(Dataset listings of figures)
──────────

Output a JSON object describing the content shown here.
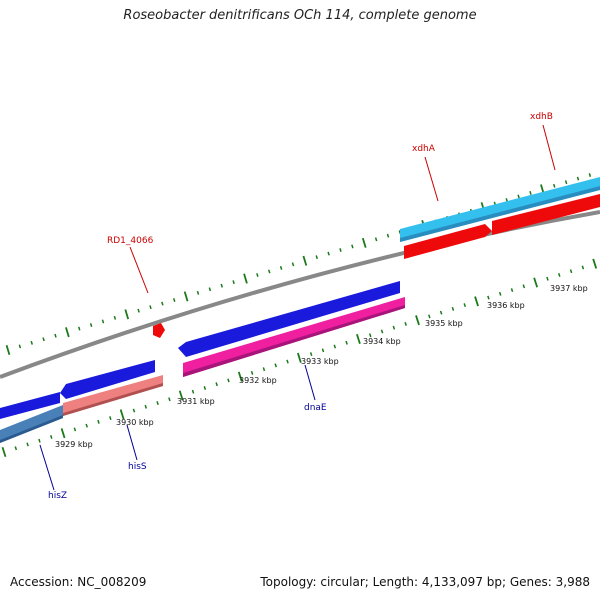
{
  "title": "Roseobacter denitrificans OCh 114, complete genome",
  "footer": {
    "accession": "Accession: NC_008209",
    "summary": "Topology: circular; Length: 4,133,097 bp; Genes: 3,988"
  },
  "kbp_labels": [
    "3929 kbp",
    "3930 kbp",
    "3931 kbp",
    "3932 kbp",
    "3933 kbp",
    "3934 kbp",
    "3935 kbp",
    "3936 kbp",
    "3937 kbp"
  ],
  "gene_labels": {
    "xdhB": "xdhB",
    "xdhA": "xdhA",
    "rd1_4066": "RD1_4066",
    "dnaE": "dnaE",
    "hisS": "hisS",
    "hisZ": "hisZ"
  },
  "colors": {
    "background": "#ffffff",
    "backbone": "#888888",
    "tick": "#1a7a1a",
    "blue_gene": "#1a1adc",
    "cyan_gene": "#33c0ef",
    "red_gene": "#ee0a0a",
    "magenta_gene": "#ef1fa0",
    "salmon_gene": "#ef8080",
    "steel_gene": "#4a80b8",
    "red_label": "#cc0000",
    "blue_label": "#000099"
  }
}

──────────

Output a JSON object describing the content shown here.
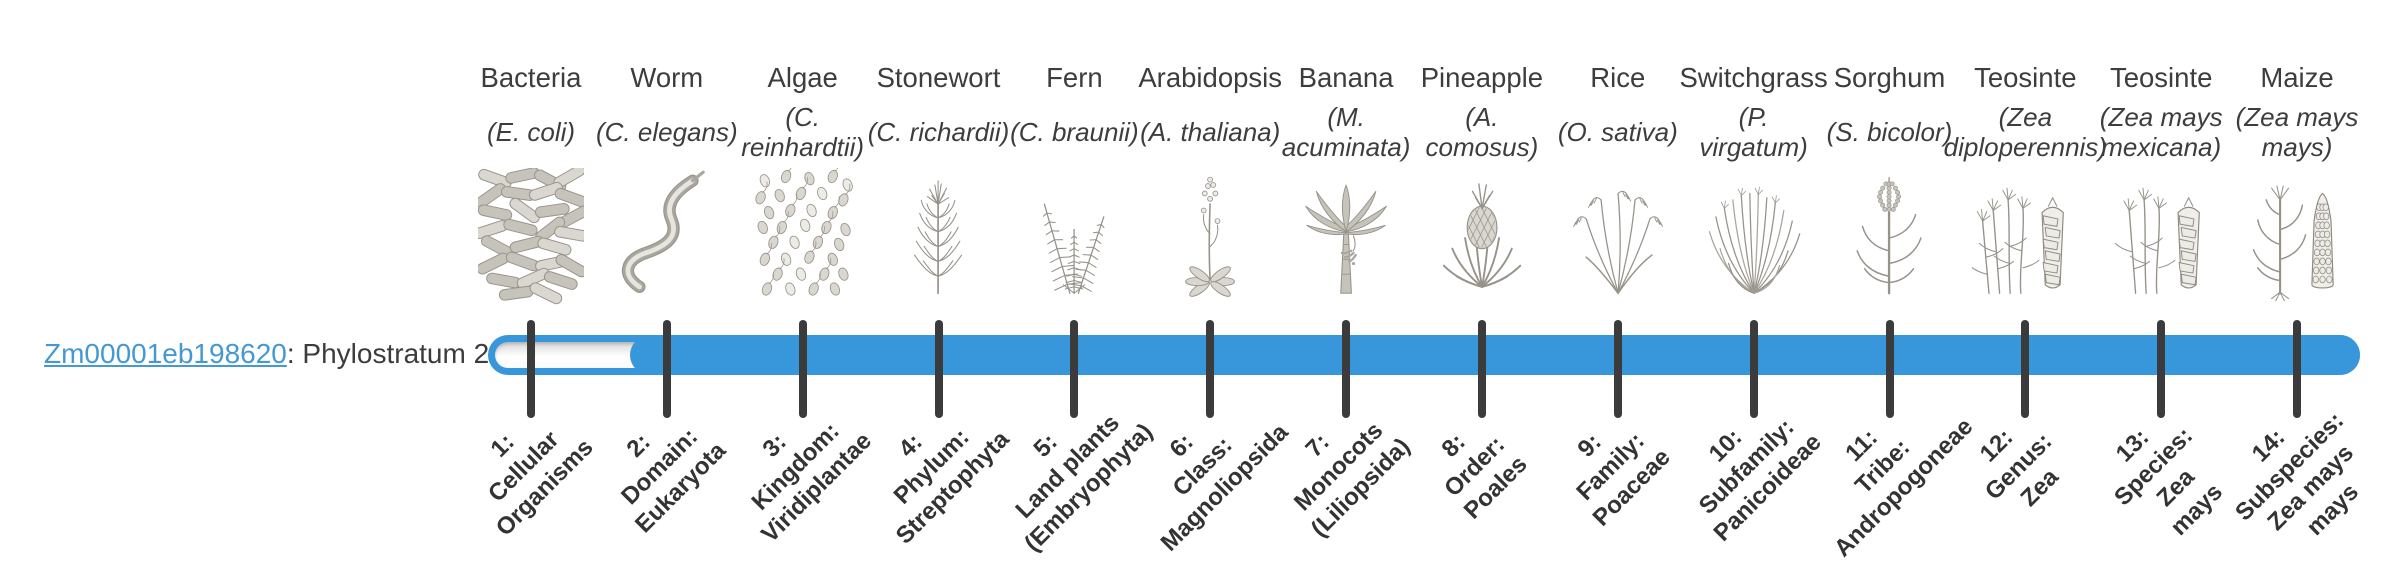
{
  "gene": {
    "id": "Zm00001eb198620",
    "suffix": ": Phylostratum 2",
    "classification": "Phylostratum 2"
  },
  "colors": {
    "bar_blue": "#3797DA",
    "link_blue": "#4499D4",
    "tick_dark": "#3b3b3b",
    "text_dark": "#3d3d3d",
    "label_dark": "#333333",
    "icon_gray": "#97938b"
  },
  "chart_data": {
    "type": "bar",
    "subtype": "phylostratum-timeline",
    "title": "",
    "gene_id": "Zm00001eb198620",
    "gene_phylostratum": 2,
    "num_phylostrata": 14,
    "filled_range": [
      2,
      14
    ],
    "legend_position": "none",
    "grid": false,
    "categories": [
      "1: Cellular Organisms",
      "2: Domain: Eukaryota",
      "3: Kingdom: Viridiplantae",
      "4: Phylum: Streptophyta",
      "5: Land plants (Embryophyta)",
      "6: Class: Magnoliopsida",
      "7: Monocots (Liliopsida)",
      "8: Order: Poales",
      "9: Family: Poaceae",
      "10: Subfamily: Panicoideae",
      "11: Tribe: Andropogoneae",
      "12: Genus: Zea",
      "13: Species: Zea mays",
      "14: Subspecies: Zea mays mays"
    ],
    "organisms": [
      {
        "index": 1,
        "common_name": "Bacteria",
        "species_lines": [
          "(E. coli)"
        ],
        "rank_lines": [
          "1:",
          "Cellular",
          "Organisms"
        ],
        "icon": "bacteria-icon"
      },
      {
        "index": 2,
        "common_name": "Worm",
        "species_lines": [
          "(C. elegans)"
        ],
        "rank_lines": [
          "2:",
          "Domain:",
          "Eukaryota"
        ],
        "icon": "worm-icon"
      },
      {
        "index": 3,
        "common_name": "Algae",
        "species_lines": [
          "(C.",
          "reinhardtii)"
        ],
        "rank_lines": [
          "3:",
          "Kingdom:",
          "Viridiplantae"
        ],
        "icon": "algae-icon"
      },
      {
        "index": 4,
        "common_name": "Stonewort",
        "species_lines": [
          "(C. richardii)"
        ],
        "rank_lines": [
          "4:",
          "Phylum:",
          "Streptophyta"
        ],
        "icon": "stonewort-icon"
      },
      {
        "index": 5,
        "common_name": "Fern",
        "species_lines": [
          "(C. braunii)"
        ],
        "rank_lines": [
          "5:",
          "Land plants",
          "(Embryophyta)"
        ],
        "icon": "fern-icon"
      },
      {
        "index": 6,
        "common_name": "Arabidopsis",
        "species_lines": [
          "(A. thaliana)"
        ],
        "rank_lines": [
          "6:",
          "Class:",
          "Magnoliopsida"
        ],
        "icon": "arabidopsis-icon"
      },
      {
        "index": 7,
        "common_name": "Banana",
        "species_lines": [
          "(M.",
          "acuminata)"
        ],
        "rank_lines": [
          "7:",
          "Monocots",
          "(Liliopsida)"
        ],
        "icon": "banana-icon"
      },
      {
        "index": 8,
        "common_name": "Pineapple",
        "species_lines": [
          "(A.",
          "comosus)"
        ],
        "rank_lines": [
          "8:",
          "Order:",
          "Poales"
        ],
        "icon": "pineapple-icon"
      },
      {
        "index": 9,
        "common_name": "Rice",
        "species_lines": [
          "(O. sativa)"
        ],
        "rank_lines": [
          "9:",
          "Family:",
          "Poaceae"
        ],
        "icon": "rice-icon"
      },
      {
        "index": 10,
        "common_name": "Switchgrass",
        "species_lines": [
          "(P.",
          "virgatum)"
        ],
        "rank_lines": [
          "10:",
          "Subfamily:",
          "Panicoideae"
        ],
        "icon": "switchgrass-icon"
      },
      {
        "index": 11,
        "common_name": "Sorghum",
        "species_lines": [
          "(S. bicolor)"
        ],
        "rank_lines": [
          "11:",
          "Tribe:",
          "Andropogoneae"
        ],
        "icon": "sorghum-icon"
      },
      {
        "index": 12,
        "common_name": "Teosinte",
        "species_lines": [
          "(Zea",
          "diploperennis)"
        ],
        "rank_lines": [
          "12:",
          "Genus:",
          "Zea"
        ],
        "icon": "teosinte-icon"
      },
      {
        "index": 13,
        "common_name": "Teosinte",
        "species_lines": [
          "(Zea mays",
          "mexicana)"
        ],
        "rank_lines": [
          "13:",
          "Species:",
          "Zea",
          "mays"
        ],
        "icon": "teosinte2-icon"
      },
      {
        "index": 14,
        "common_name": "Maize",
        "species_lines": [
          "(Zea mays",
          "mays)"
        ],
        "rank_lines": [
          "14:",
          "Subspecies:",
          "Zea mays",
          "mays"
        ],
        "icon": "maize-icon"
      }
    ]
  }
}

──────────

- **WORK ORDER**:
With "Subfamily" as the word to match, copy each line of the records that has it.

- **SOLVED PROBLEM**:
      "10: Subfamily: Panicoideae",
          "Subfamily:",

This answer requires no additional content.